>> start
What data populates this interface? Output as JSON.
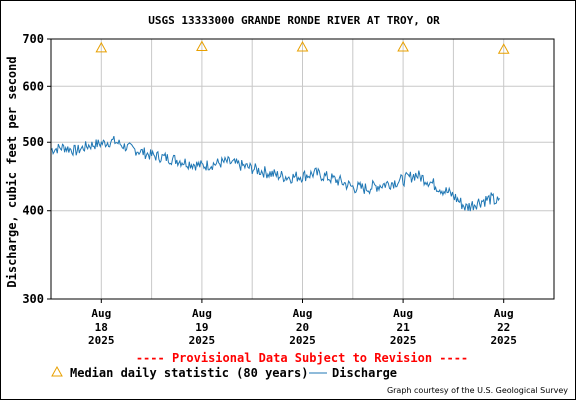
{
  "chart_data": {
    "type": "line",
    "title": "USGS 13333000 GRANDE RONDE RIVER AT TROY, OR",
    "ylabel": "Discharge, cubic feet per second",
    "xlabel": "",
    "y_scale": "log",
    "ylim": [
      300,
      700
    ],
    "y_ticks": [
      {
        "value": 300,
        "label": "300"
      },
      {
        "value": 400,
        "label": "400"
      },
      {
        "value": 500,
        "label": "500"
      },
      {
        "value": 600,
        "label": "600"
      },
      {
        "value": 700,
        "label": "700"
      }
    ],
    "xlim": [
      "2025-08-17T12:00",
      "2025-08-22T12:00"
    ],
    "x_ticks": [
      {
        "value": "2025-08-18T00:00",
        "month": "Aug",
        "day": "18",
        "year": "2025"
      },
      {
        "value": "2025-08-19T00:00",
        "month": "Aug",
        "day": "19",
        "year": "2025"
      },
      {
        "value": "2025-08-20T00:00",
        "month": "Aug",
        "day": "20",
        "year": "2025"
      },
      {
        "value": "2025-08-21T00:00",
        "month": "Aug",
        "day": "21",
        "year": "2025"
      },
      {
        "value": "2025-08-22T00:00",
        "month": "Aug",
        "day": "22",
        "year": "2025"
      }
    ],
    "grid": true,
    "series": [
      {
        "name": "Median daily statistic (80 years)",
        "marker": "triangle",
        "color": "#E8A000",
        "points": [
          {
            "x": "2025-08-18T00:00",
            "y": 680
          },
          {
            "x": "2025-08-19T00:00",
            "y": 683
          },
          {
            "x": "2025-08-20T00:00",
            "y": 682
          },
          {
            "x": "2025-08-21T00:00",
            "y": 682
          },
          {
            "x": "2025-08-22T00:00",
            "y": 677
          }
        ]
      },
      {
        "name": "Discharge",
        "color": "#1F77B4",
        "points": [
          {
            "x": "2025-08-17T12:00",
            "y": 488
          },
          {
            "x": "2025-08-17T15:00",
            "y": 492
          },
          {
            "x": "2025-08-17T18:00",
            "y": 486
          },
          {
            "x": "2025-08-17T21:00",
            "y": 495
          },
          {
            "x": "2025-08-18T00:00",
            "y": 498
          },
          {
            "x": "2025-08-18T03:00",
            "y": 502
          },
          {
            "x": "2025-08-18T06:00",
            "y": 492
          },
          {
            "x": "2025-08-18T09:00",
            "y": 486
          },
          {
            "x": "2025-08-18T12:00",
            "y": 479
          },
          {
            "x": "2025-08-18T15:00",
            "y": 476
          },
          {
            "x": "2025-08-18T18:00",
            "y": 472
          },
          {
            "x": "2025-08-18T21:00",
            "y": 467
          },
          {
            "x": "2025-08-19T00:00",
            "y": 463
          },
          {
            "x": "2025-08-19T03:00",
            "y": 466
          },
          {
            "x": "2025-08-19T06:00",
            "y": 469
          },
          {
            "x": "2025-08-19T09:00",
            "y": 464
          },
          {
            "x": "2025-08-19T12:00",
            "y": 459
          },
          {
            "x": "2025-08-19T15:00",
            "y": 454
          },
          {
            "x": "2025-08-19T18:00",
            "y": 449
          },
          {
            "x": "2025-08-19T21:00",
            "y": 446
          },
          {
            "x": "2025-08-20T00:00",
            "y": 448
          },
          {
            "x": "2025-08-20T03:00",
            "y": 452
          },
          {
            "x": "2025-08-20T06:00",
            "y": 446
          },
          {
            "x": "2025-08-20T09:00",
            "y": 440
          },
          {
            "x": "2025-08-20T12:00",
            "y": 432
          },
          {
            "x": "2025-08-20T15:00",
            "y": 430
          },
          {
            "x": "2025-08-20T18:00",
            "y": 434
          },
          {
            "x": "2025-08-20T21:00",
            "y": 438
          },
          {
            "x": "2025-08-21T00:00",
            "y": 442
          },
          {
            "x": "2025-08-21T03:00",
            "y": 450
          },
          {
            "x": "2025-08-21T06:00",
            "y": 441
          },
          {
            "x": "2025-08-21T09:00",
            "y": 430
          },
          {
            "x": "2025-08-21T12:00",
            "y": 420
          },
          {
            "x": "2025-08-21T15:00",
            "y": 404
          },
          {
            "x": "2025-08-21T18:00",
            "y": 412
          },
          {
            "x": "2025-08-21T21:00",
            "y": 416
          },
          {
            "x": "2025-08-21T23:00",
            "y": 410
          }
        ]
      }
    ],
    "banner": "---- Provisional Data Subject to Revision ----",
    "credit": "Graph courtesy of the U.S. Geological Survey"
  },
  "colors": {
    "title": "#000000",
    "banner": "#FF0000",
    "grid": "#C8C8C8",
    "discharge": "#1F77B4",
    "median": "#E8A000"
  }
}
>> end
__Exercise brief__
Using the records above, copy each line that contains "banner".

__Full answer__
    "banner": "---- Provisional Data Subject to Revision ----",
    "banner": "#FF0000",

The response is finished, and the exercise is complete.